### WHAT THE TASK REQUIRES
Search the material below for the word "caſtrorum" and copy every line in which it occurs.

### GIVEN RECORDS
---------------

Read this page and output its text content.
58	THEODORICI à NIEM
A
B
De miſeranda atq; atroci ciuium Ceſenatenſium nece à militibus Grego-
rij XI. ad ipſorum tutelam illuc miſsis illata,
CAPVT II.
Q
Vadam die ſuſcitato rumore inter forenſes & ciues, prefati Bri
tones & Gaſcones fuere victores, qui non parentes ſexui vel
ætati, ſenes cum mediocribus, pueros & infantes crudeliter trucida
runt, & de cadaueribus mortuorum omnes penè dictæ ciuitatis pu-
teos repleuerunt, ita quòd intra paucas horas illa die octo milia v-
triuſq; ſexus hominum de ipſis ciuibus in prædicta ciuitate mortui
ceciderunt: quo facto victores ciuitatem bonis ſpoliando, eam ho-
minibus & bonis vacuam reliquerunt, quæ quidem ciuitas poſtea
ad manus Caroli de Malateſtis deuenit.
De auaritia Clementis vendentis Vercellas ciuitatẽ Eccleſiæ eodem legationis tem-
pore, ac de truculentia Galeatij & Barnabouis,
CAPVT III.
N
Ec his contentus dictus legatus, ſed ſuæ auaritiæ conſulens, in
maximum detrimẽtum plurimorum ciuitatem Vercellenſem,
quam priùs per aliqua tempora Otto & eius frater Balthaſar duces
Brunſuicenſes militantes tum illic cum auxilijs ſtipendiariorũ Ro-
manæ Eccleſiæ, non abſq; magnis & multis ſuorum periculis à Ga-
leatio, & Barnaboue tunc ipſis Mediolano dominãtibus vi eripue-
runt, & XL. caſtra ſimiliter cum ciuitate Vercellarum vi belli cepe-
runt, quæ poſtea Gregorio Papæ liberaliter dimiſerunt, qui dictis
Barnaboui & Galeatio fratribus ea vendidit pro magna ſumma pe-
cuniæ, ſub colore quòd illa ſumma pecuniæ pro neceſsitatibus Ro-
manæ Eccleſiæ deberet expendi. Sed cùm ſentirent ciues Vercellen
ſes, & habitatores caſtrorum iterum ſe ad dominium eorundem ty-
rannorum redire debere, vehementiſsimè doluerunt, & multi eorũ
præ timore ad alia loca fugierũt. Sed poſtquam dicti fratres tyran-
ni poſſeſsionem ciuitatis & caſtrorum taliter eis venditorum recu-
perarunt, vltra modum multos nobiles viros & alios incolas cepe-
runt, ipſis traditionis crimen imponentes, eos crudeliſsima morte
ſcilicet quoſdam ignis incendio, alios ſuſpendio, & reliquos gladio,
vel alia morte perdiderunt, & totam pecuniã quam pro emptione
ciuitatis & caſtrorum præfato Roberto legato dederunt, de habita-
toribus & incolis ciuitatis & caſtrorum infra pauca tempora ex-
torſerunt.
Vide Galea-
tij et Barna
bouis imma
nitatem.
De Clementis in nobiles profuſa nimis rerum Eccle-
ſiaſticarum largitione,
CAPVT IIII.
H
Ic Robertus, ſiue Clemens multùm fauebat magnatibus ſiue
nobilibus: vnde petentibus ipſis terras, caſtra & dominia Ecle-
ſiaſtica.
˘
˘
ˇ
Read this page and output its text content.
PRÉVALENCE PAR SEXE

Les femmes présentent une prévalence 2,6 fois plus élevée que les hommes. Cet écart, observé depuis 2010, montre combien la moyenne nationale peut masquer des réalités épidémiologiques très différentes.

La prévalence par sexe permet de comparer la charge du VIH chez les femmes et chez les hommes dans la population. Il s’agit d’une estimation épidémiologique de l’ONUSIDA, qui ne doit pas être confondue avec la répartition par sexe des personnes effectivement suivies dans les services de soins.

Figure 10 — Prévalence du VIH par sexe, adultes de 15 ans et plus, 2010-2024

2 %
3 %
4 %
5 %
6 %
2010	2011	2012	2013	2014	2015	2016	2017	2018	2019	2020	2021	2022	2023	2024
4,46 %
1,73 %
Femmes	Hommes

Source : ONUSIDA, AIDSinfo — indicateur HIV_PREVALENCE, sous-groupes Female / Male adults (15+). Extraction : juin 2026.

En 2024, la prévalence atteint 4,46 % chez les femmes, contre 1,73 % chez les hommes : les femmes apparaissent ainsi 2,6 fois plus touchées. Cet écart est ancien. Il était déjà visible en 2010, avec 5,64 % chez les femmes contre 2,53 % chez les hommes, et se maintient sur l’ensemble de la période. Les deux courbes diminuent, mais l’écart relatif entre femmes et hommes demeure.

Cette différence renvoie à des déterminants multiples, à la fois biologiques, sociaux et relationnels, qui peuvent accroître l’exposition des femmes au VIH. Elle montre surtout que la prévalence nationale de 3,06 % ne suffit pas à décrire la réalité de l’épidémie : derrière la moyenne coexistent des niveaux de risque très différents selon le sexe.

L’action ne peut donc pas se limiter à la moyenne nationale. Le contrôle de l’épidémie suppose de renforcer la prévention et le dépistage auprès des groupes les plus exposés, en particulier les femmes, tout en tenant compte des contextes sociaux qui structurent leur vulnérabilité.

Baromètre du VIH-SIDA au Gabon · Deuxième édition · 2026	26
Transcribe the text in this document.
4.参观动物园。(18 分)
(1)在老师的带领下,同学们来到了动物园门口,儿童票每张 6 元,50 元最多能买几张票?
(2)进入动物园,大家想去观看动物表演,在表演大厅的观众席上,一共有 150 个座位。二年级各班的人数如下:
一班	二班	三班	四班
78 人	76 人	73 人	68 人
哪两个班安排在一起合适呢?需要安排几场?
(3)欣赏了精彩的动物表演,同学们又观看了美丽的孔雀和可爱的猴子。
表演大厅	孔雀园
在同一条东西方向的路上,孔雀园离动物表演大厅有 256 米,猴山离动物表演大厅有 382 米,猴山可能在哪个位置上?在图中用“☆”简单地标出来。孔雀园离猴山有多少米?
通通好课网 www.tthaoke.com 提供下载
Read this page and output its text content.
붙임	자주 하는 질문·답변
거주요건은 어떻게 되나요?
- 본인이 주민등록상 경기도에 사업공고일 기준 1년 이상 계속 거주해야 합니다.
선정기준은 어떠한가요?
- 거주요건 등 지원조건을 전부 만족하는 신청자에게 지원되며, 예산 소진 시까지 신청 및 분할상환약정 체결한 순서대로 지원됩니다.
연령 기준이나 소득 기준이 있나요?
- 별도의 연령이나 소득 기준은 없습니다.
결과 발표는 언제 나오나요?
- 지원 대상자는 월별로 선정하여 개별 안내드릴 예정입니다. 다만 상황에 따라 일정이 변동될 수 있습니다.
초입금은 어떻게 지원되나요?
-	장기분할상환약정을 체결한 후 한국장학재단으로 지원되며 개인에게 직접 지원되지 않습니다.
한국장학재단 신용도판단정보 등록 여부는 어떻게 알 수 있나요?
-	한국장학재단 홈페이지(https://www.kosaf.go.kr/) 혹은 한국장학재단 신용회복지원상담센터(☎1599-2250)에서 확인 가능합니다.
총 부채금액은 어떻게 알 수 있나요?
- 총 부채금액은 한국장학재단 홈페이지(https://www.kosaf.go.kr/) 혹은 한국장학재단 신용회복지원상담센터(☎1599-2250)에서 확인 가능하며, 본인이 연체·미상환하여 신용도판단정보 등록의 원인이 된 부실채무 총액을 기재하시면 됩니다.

---------------

### PROBLEM SOLUTION
ſes, & habitatores caſtrorum iterum ſe ad dominium eorundem ty-
ni poſſeſsionem ciuitatis & caſtrorum taliter eis venditorum recu-
ciuitatis & caſtrorum præfato Roberto legato dederunt, de habita-
toribus & incolis ciuitatis & caſtrorum infra pauca tempora ex-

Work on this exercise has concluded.